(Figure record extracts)
====
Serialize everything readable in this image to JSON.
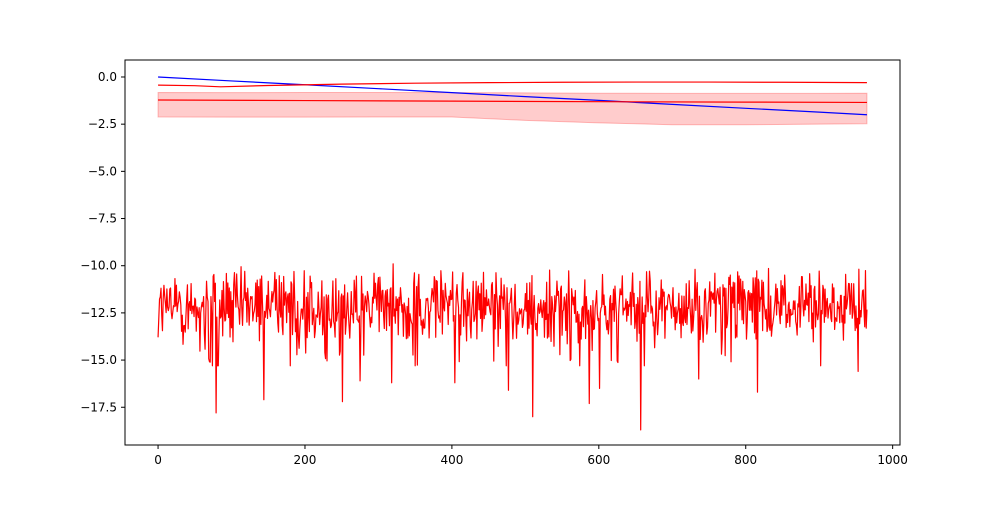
{
  "chart_data": {
    "type": "line",
    "title": "",
    "xlabel": "",
    "ylabel": "",
    "xlim": [
      -45,
      1010
    ],
    "ylim": [
      -19.5,
      0.9
    ],
    "grid": false,
    "legend": "none",
    "x_ticks": [
      {
        "value": 0,
        "label": "0"
      },
      {
        "value": 200,
        "label": "200"
      },
      {
        "value": 400,
        "label": "400"
      },
      {
        "value": 600,
        "label": "600"
      },
      {
        "value": 800,
        "label": "800"
      },
      {
        "value": 1000,
        "label": "1000"
      }
    ],
    "y_ticks": [
      {
        "value": 0,
        "label": "0.0"
      },
      {
        "value": -2.5,
        "label": "−2.5"
      },
      {
        "value": -5,
        "label": "−5.0"
      },
      {
        "value": -7.5,
        "label": "−7.5"
      },
      {
        "value": -10,
        "label": "−10.0"
      },
      {
        "value": -12.5,
        "label": "−12.5"
      },
      {
        "value": -15,
        "label": "−15.0"
      },
      {
        "value": -17.5,
        "label": "−17.5"
      }
    ],
    "colors": {
      "blue_line": "#0000ff",
      "red_line": "#ff0000",
      "band_fill": "#ff0000",
      "band_opacity": 0.2
    },
    "series": [
      {
        "role": "blue-line",
        "color": "#0000ff",
        "x": [
          0,
          100,
          200,
          300,
          400,
          500,
          600,
          700,
          800,
          900,
          965
        ],
        "y": [
          0.0,
          -0.21,
          -0.41,
          -0.62,
          -0.83,
          -1.04,
          -1.24,
          -1.45,
          -1.66,
          -1.86,
          -2.0
        ]
      },
      {
        "role": "red-upper-curve",
        "color": "#ff0000",
        "x": [
          0,
          50,
          85,
          150,
          250,
          350,
          450,
          550,
          650,
          750,
          850,
          965
        ],
        "y": [
          -0.43,
          -0.46,
          -0.52,
          -0.45,
          -0.38,
          -0.33,
          -0.3,
          -0.28,
          -0.27,
          -0.27,
          -0.28,
          -0.3
        ]
      },
      {
        "role": "red-middle-line",
        "color": "#ff0000",
        "x": [
          0,
          200,
          400,
          600,
          800,
          965
        ],
        "y": [
          -1.22,
          -1.25,
          -1.28,
          -1.31,
          -1.33,
          -1.35
        ]
      },
      {
        "role": "red-noisy-line",
        "color": "#ff0000",
        "n": 966,
        "mean": -12.2,
        "typical_range": [
          -14.5,
          -10.2
        ],
        "spikes": [
          {
            "x": 79,
            "y": -17.8
          },
          {
            "x": 144,
            "y": -17.1
          },
          {
            "x": 251,
            "y": -17.2
          },
          {
            "x": 275,
            "y": -16.1
          },
          {
            "x": 318,
            "y": -16.2
          },
          {
            "x": 404,
            "y": -16.2
          },
          {
            "x": 477,
            "y": -16.6
          },
          {
            "x": 510,
            "y": -18.0
          },
          {
            "x": 587,
            "y": -17.3
          },
          {
            "x": 601,
            "y": -16.5
          },
          {
            "x": 657,
            "y": -18.7
          },
          {
            "x": 736,
            "y": -16.0
          },
          {
            "x": 816,
            "y": -16.7
          },
          {
            "x": 953,
            "y": -15.6
          }
        ]
      }
    ],
    "band": {
      "color": "#ff0000",
      "x": [
        0,
        100,
        200,
        300,
        400,
        500,
        600,
        700,
        800,
        900,
        965
      ],
      "upper": [
        -0.82,
        -0.83,
        -0.82,
        -0.82,
        -0.83,
        -0.84,
        -0.86,
        -0.87,
        -0.87,
        -0.87,
        -0.86
      ],
      "lower": [
        -2.12,
        -2.13,
        -2.13,
        -2.12,
        -2.12,
        -2.3,
        -2.43,
        -2.53,
        -2.53,
        -2.5,
        -2.48
      ]
    }
  }
}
====
GIVEN EXERCISE> Retype the records exactly. Any image in them should not appear in what you write.

WRITTEN ANSWER>
Serialize everything readable in this image to JSON.
{
  "chart_data": {
    "type": "line",
    "title": "",
    "xlabel": "",
    "ylabel": "",
    "xlim": [
      -45,
      1010
    ],
    "ylim": [
      -19.5,
      0.9
    ],
    "grid": false,
    "legend": "none",
    "x_ticks": [
      {
        "value": 0,
        "label": "0"
      },
      {
        "value": 200,
        "label": "200"
      },
      {
        "value": 400,
        "label": "400"
      },
      {
        "value": 600,
        "label": "600"
      },
      {
        "value": 800,
        "label": "800"
      },
      {
        "value": 1000,
        "label": "1000"
      }
    ],
    "y_ticks": [
      {
        "value": 0,
        "label": "0.0"
      },
      {
        "value": -2.5,
        "label": "−2.5"
      },
      {
        "value": -5,
        "label": "−5.0"
      },
      {
        "value": -7.5,
        "label": "−7.5"
      },
      {
        "value": -10,
        "label": "−10.0"
      },
      {
        "value": -12.5,
        "label": "−12.5"
      },
      {
        "value": -15,
        "label": "−15.0"
      },
      {
        "value": -17.5,
        "label": "−17.5"
      }
    ],
    "colors": {
      "blue_line": "#0000ff",
      "red_line": "#ff0000",
      "band_fill": "#ff0000",
      "band_opacity": 0.2
    },
    "series": [
      {
        "role": "blue-line",
        "color": "#0000ff",
        "x": [
          0,
          100,
          200,
          300,
          400,
          500,
          600,
          700,
          800,
          900,
          965
        ],
        "y": [
          0.0,
          -0.21,
          -0.41,
          -0.62,
          -0.83,
          -1.04,
          -1.24,
          -1.45,
          -1.66,
          -1.86,
          -2.0
        ]
      },
      {
        "role": "red-upper-curve",
        "color": "#ff0000",
        "x": [
          0,
          50,
          85,
          150,
          250,
          350,
          450,
          550,
          650,
          750,
          850,
          965
        ],
        "y": [
          -0.43,
          -0.46,
          -0.52,
          -0.45,
          -0.38,
          -0.33,
          -0.3,
          -0.28,
          -0.27,
          -0.27,
          -0.28,
          -0.3
        ]
      },
      {
        "role": "red-middle-line",
        "color": "#ff0000",
        "x": [
          0,
          200,
          400,
          600,
          800,
          965
        ],
        "y": [
          -1.22,
          -1.25,
          -1.28,
          -1.31,
          -1.33,
          -1.35
        ]
      },
      {
        "role": "red-noisy-line",
        "color": "#ff0000",
        "n": 966,
        "mean": -12.2,
        "typical_range": [
          -14.5,
          -10.2
        ],
        "spikes": [
          {
            "x": 79,
            "y": -17.8
          },
          {
            "x": 144,
            "y": -17.1
          },
          {
            "x": 251,
            "y": -17.2
          },
          {
            "x": 275,
            "y": -16.1
          },
          {
            "x": 318,
            "y": -16.2
          },
          {
            "x": 404,
            "y": -16.2
          },
          {
            "x": 477,
            "y": -16.6
          },
          {
            "x": 510,
            "y": -18.0
          },
          {
            "x": 587,
            "y": -17.3
          },
          {
            "x": 601,
            "y": -16.5
          },
          {
            "x": 657,
            "y": -18.7
          },
          {
            "x": 736,
            "y": -16.0
          },
          {
            "x": 816,
            "y": -16.7
          },
          {
            "x": 953,
            "y": -15.6
          }
        ]
      }
    ],
    "band": {
      "color": "#ff0000",
      "x": [
        0,
        100,
        200,
        300,
        400,
        500,
        600,
        700,
        800,
        900,
        965
      ],
      "upper": [
        -0.82,
        -0.83,
        -0.82,
        -0.82,
        -0.83,
        -0.84,
        -0.86,
        -0.87,
        -0.87,
        -0.87,
        -0.86
      ],
      "lower": [
        -2.12,
        -2.13,
        -2.13,
        -2.12,
        -2.12,
        -2.3,
        -2.43,
        -2.53,
        -2.53,
        -2.5,
        -2.48
      ]
    }
  }
}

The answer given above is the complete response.